* start Supplied material *

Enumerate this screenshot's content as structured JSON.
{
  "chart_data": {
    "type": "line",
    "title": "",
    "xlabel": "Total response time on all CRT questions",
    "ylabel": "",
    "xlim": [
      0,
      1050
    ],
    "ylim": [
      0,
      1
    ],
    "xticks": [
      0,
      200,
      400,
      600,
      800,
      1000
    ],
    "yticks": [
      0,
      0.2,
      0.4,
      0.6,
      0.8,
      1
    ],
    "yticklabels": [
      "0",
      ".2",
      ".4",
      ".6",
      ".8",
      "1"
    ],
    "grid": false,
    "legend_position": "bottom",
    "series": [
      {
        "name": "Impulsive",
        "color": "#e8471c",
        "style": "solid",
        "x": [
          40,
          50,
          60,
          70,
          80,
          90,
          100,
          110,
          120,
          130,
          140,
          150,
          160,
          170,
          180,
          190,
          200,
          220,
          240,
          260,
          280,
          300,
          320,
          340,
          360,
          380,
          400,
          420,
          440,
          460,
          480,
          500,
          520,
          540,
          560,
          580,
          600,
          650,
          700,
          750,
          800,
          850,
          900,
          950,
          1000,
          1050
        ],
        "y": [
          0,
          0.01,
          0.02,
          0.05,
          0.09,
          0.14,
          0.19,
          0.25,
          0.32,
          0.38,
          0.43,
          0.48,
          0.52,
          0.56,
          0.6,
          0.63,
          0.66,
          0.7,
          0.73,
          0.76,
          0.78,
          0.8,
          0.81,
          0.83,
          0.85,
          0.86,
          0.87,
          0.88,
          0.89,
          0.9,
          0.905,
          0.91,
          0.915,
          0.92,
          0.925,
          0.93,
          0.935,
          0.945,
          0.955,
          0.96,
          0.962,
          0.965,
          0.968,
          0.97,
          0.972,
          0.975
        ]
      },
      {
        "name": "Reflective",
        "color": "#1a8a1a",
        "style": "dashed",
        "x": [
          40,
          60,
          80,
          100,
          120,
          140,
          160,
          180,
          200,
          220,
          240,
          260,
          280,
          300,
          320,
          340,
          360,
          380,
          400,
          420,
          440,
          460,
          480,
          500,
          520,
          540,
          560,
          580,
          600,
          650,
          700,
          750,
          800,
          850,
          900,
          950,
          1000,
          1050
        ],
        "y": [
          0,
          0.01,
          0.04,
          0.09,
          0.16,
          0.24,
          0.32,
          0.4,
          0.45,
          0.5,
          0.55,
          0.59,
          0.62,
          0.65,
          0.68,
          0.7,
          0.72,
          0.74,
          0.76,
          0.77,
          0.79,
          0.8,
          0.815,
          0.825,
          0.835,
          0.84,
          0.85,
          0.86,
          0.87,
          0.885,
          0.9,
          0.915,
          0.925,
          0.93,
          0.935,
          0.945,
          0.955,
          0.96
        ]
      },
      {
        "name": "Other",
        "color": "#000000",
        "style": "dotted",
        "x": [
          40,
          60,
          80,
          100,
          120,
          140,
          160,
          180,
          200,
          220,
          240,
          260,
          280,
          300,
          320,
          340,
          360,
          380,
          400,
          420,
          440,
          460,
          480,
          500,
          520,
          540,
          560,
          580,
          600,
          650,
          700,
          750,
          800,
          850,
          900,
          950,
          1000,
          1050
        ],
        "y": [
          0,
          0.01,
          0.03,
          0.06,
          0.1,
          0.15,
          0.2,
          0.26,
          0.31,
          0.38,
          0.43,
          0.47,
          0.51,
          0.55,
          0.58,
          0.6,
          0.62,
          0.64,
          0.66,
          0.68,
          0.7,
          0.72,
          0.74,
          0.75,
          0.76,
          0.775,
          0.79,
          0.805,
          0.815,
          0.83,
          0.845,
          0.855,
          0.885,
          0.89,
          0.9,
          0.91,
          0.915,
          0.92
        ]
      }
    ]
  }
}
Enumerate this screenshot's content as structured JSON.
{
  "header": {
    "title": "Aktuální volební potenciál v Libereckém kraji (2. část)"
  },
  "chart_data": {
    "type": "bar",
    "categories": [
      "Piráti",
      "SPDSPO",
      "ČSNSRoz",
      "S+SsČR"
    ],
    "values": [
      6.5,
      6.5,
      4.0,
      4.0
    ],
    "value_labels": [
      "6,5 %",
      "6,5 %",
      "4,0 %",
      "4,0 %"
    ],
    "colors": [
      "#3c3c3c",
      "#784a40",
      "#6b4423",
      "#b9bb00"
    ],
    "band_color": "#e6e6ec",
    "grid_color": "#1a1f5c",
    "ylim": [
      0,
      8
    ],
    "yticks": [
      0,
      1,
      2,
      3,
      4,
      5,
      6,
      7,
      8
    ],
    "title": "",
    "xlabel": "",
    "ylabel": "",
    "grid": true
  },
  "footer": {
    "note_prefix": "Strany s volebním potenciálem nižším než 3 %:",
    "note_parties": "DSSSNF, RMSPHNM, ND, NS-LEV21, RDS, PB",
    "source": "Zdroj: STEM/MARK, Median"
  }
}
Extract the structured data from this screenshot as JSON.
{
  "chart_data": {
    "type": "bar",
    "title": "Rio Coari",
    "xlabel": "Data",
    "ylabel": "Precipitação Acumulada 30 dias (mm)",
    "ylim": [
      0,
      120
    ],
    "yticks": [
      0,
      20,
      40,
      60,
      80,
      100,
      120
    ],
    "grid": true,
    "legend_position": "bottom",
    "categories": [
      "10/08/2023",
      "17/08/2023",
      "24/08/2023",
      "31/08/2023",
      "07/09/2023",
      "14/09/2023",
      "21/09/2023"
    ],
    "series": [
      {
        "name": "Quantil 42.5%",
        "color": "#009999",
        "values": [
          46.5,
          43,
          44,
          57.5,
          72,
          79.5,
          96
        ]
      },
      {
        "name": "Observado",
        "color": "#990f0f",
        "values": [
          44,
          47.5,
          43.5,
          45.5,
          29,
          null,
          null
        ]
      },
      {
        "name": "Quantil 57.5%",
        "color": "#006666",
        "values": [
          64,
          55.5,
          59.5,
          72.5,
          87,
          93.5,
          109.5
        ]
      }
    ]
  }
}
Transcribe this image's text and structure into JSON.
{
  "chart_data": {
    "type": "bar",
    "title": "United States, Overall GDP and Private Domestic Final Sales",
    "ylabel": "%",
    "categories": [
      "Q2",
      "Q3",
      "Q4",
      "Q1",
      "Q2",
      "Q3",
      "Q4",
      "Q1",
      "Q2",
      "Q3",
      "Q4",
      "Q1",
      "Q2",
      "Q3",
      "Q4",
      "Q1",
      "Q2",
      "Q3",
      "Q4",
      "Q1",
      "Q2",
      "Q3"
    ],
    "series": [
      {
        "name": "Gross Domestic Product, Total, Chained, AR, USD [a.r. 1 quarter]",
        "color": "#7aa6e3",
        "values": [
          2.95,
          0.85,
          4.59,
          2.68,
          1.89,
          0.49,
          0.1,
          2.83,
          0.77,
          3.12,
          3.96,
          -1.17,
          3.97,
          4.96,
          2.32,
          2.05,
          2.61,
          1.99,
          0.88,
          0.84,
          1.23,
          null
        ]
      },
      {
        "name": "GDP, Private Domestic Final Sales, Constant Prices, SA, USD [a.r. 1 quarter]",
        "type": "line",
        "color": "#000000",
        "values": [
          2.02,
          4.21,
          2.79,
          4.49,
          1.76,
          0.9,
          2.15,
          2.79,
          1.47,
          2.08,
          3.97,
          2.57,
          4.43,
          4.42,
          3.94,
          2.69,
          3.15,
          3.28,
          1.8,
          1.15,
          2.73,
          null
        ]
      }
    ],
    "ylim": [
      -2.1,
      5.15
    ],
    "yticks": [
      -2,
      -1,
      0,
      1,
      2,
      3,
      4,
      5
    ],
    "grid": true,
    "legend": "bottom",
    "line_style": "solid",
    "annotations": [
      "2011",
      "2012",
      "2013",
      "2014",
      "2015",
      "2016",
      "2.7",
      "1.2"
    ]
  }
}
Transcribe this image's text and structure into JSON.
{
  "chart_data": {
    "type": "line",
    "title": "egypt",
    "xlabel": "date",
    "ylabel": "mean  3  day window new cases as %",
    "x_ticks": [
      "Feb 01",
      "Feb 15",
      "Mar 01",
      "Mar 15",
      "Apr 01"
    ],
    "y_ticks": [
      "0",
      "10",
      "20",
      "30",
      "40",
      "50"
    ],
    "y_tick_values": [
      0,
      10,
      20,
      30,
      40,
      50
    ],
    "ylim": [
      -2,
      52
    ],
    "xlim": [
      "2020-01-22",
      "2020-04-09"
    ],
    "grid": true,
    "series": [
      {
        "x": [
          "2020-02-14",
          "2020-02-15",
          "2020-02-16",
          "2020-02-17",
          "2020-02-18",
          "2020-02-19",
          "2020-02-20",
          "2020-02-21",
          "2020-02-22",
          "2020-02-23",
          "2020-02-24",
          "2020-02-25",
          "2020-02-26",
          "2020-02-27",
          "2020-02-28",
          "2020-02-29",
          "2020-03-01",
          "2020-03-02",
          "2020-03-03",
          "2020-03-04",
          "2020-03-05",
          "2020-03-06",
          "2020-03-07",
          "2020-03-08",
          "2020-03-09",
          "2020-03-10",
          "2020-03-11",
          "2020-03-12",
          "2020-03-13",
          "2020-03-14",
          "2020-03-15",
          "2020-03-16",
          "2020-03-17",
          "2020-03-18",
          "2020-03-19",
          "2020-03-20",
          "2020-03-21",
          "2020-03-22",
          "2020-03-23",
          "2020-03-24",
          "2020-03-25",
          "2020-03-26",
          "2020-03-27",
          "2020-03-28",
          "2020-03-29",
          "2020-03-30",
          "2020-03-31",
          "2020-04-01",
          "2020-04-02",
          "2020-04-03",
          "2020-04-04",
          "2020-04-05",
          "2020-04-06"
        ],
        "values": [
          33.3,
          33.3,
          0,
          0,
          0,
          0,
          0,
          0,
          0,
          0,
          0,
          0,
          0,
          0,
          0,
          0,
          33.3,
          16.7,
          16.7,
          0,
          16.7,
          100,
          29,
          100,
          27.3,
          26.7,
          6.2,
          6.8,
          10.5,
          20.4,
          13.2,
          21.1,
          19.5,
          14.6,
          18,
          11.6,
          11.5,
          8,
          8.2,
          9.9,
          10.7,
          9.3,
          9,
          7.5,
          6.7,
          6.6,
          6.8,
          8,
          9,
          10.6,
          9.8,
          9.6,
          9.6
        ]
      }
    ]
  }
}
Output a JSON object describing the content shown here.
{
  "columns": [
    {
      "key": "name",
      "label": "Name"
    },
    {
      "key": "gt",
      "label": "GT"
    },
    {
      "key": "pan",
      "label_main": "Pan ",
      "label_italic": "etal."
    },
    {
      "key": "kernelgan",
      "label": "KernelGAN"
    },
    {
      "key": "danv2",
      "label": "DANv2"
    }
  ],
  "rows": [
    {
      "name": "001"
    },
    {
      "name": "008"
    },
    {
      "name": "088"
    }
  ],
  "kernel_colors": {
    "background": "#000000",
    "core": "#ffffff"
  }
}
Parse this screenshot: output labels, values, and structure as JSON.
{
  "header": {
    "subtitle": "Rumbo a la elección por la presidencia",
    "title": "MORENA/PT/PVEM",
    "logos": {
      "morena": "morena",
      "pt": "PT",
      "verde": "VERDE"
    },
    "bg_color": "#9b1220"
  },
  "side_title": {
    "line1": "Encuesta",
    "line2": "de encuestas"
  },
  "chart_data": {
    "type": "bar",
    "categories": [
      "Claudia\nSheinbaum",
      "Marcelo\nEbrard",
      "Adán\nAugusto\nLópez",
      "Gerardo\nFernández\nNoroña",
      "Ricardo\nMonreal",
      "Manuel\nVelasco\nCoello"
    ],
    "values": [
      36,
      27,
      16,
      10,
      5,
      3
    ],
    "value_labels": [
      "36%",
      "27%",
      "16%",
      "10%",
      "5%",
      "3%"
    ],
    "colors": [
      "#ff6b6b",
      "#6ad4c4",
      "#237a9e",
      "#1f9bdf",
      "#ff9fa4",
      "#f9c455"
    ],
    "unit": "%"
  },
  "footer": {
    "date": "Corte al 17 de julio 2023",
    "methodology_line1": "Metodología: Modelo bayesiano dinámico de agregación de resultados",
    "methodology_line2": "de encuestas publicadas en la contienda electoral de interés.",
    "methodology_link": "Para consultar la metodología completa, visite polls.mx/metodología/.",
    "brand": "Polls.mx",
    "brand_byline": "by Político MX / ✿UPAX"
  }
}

* end Supplied material *

● **Goal**:
Find and count the lines of the data that include the string "encuestas", and report that figure by itself.

● **Final answer**:
2